>> START DATASET EXTRACT
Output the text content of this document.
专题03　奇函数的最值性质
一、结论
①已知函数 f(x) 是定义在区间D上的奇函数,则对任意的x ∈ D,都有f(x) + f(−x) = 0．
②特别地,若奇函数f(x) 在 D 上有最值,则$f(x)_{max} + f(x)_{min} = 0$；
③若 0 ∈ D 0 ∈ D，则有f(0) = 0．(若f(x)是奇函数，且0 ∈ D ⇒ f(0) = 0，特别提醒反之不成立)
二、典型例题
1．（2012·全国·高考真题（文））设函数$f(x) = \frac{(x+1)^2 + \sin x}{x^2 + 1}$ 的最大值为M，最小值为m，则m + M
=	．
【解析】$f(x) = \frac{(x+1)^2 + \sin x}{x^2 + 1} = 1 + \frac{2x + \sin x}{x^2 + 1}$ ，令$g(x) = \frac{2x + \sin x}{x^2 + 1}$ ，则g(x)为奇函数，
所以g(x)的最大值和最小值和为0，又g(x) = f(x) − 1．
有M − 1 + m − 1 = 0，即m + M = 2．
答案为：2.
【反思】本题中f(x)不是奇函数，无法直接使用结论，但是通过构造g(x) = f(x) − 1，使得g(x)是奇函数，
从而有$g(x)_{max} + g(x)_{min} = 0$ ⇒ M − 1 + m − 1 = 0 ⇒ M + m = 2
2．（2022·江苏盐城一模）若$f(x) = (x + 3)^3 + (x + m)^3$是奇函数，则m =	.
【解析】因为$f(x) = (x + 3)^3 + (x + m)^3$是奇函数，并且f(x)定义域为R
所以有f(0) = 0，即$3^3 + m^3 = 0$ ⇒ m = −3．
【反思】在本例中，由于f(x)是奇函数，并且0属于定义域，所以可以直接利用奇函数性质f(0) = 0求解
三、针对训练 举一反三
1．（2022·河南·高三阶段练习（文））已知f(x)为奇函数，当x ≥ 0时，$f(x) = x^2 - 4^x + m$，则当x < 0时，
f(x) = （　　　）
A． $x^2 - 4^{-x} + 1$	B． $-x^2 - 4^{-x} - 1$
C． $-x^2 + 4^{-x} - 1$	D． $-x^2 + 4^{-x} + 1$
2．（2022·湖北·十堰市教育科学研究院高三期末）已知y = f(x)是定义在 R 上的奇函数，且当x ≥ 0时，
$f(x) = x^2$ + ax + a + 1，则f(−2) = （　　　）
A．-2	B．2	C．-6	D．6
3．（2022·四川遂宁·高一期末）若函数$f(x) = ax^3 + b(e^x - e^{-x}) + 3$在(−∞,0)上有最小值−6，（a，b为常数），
>> END DATASET EXTRACT
» WHAT YOU NEED TO DO
Select every line where the word "是奇函数" occurs.

» WRITTEN SOLUTION
③若 0 ∈ D 0 ∈ D，则有f(0) = 0．(若f(x)是奇函数，且0 ∈ D ⇒ f(0) = 0，特别提醒反之不成立)
【反思】本题中f(x)不是奇函数，无法直接使用结论，但是通过构造g(x) = f(x) − 1，使得g(x)是奇函数，
2．（2022·江苏盐城一模）若$f(x) = (x + 3)^3 + (x + m)^3$是奇函数，则m =	.
【解析】因为$f(x) = (x + 3)^3 + (x + m)^3$是奇函数，并且f(x)定义域为R
【反思】在本例中，由于f(x)是奇函数，并且0属于定义域，所以可以直接利用奇函数性质f(0) = 0求解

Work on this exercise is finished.